From the entries that follow, extract each line holding the string "text".

---------- Records shown

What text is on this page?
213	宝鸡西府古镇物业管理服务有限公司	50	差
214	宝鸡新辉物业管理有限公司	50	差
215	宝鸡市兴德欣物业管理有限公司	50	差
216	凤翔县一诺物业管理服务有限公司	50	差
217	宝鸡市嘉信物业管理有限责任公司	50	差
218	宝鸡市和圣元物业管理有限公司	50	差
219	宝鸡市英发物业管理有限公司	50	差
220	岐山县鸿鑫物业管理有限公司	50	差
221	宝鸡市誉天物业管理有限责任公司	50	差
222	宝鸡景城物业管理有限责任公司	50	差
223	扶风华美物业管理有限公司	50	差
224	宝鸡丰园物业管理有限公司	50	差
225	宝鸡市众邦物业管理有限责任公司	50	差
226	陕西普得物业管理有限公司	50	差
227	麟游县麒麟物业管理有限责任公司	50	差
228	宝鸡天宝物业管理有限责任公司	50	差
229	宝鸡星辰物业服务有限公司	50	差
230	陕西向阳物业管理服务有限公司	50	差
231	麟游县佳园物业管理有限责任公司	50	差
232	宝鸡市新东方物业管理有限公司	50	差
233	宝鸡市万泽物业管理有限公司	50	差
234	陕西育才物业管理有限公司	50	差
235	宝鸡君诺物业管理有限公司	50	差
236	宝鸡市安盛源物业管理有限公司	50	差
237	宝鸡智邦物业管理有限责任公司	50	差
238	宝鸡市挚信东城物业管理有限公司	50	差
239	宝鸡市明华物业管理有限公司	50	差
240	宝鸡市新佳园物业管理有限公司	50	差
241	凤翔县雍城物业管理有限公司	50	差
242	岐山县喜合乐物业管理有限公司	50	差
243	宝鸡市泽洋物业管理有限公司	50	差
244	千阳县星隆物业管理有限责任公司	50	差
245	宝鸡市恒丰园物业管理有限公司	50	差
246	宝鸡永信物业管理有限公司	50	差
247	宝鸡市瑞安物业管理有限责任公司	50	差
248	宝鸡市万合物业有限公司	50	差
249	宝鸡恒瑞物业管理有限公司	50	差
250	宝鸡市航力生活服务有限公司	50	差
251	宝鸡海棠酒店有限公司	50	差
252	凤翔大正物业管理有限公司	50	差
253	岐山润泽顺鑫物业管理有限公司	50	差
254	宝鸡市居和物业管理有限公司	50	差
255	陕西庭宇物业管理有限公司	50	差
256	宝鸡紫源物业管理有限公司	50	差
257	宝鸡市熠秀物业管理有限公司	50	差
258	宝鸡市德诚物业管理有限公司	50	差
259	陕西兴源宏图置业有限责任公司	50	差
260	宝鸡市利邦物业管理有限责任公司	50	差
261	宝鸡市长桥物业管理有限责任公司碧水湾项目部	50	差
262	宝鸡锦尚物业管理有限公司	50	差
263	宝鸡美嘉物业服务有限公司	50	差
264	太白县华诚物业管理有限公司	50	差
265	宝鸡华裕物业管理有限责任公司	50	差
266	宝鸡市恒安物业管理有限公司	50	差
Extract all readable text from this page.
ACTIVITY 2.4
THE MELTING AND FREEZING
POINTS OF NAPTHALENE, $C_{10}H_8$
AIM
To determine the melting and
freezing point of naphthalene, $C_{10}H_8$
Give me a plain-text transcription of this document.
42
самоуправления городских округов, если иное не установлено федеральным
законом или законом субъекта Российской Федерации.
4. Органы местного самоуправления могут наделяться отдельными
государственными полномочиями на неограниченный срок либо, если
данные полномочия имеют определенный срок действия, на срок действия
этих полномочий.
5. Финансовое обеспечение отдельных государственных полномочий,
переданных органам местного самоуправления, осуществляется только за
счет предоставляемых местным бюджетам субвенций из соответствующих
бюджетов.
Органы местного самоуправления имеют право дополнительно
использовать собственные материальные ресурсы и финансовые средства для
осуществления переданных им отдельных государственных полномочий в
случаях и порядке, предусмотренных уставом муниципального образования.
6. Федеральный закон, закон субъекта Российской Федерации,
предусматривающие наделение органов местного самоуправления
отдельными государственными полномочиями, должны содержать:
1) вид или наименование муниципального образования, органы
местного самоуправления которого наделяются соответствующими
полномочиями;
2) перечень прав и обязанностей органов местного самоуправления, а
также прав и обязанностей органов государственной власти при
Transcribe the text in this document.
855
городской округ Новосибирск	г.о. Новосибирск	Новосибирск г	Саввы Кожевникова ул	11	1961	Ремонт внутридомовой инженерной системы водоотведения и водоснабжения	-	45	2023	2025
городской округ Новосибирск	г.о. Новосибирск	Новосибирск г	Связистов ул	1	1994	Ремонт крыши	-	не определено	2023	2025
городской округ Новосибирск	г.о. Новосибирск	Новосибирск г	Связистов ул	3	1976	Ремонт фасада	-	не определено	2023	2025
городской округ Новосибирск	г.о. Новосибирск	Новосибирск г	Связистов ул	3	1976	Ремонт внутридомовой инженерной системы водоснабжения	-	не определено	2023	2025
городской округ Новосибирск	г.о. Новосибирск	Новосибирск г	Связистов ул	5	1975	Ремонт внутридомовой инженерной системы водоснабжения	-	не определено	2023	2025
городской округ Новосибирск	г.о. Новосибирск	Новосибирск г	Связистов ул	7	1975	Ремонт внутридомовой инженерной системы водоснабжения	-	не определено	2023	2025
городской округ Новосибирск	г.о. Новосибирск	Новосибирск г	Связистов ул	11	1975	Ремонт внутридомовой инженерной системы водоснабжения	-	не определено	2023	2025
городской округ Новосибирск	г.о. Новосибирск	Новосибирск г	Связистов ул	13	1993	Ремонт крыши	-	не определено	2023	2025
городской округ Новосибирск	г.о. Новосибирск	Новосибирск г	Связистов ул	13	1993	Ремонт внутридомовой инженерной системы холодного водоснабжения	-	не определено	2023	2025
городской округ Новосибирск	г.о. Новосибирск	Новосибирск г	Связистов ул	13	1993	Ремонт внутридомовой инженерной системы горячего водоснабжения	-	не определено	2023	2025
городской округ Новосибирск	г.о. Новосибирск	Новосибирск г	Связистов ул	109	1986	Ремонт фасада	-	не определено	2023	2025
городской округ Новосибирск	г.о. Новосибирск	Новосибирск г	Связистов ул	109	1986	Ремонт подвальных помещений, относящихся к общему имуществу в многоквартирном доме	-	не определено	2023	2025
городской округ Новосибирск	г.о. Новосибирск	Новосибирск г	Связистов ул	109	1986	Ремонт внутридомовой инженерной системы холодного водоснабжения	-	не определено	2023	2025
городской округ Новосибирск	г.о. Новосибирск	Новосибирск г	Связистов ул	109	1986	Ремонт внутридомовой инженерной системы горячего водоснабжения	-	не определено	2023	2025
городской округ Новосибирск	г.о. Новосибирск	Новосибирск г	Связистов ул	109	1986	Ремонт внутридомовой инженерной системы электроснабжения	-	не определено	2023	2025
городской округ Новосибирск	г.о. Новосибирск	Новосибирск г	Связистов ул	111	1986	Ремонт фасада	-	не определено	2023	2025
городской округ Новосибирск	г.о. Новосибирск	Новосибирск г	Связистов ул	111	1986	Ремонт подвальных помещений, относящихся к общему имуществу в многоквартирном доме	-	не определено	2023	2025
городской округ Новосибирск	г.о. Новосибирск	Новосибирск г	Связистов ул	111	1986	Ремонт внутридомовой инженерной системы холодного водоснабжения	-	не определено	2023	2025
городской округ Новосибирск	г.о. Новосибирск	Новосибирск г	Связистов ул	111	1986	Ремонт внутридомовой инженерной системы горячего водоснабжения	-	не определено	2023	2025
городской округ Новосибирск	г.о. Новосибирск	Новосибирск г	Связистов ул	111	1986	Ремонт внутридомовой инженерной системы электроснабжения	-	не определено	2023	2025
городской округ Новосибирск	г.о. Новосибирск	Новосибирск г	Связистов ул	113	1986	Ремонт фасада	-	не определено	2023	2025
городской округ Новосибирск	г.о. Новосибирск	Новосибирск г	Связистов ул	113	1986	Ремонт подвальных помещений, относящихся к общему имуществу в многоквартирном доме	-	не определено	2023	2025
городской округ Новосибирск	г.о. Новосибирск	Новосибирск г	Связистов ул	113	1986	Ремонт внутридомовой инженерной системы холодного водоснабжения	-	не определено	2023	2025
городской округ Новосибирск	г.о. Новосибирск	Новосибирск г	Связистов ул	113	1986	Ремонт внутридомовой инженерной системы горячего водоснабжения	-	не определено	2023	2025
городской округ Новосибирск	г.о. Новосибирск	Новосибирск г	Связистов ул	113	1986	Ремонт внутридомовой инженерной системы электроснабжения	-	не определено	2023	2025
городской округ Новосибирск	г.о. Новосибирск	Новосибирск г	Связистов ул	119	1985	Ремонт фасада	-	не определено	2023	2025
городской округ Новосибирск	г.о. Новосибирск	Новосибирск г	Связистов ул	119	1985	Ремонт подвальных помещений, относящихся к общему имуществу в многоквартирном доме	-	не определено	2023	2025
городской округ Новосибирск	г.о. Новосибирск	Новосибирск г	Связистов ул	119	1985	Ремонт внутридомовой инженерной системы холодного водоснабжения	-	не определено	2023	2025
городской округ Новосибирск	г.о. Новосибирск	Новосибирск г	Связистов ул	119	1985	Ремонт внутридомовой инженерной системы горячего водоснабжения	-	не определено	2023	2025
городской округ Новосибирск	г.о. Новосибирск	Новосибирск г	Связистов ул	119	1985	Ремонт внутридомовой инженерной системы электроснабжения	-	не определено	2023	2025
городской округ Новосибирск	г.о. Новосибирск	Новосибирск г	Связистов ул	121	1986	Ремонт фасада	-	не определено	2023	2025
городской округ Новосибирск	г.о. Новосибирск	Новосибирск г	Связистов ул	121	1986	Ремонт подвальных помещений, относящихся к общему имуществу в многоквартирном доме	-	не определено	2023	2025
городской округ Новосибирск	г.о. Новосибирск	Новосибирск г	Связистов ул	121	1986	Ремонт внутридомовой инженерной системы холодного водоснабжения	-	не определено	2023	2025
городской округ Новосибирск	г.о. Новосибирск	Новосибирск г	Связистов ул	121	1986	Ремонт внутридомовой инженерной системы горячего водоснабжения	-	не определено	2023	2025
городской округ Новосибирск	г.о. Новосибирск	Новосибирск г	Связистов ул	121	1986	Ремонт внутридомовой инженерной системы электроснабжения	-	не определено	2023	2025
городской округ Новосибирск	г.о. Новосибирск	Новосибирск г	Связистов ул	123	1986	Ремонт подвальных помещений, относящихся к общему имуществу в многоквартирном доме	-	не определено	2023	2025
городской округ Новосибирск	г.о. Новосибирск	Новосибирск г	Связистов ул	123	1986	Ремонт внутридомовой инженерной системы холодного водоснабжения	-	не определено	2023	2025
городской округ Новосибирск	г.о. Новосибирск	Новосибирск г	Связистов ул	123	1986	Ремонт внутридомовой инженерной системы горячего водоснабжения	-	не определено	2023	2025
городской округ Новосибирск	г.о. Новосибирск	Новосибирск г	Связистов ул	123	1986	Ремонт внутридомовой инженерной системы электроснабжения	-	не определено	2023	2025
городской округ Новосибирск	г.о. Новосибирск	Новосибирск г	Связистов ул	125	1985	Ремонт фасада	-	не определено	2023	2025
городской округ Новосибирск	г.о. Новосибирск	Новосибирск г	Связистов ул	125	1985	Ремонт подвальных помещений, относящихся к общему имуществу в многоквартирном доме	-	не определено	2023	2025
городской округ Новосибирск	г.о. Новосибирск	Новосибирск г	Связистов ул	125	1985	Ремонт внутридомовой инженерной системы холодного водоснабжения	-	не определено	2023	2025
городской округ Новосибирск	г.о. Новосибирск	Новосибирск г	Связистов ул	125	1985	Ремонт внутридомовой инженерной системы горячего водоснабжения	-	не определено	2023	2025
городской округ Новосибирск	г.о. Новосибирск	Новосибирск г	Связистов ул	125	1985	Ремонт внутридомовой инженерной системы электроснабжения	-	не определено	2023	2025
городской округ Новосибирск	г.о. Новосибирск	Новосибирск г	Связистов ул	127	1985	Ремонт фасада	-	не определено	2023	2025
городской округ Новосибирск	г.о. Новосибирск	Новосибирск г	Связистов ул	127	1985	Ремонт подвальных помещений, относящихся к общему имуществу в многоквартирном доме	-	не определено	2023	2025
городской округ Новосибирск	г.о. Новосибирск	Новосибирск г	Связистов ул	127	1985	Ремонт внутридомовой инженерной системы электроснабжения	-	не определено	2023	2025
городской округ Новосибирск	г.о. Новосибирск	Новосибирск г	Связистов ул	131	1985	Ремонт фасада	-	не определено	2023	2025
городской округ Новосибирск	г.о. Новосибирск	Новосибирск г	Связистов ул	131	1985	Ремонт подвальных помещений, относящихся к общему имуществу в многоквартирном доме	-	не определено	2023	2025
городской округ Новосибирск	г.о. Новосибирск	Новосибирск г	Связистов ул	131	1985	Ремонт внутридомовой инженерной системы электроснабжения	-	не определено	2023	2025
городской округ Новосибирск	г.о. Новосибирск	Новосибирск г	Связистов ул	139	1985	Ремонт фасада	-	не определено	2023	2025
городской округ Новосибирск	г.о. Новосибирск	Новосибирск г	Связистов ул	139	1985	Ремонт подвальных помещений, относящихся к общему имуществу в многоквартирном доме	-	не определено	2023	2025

--------------------

▸ Result for this task:
What text is on this page?
Extract all readable text from this page.
Give me a plain-text transcription of this document.
Transcribe the text in this document.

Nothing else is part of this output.